>> START

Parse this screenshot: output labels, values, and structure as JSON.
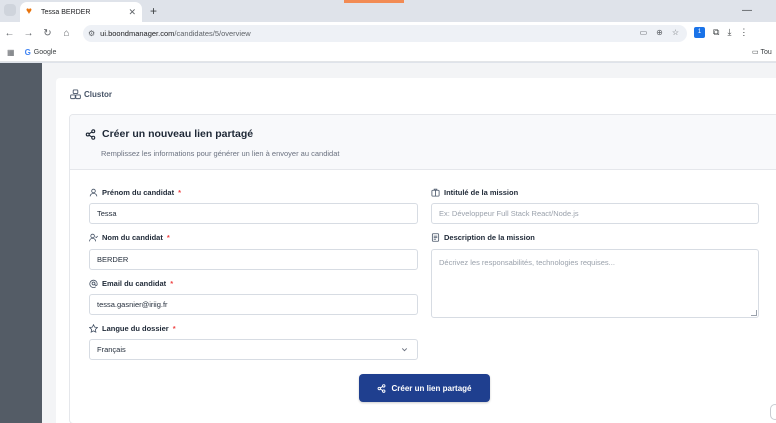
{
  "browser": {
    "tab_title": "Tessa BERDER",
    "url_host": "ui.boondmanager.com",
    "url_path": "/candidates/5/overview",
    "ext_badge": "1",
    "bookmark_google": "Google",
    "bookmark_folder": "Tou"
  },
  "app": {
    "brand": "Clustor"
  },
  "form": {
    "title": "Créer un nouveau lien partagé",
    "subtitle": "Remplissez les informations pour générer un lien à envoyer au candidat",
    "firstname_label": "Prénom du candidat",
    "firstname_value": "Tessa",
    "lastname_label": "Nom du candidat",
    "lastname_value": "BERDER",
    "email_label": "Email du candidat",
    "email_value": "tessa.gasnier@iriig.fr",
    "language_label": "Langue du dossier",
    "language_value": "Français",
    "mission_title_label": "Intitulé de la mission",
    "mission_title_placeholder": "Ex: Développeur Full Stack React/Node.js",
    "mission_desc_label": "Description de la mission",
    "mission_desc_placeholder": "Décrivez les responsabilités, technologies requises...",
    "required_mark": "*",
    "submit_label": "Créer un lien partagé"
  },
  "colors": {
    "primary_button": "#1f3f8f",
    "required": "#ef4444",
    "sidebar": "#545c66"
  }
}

>> END

**Written task**
Transcribe the material as is, with images omitted.

**Solution to this task**
Parse this screenshot: output labels, values, and structure as JSON.
{
  "browser": {
    "tab_title": "Tessa BERDER",
    "url_host": "ui.boondmanager.com",
    "url_path": "/candidates/5/overview",
    "ext_badge": "1",
    "bookmark_google": "Google",
    "bookmark_folder": "Tou"
  },
  "app": {
    "brand": "Clustor"
  },
  "form": {
    "title": "Créer un nouveau lien partagé",
    "subtitle": "Remplissez les informations pour générer un lien à envoyer au candidat",
    "firstname_label": "Prénom du candidat",
    "firstname_value": "Tessa",
    "lastname_label": "Nom du candidat",
    "lastname_value": "BERDER",
    "email_label": "Email du candidat",
    "email_value": "tessa.gasnier@iriig.fr",
    "language_label": "Langue du dossier",
    "language_value": "Français",
    "mission_title_label": "Intitulé de la mission",
    "mission_title_placeholder": "Ex: Développeur Full Stack React/Node.js",
    "mission_desc_label": "Description de la mission",
    "mission_desc_placeholder": "Décrivez les responsabilités, technologies requises...",
    "required_mark": "*",
    "submit_label": "Créer un lien partagé"
  },
  "colors": {
    "primary_button": "#1f3f8f",
    "required": "#ef4444",
    "sidebar": "#545c66"
  }
}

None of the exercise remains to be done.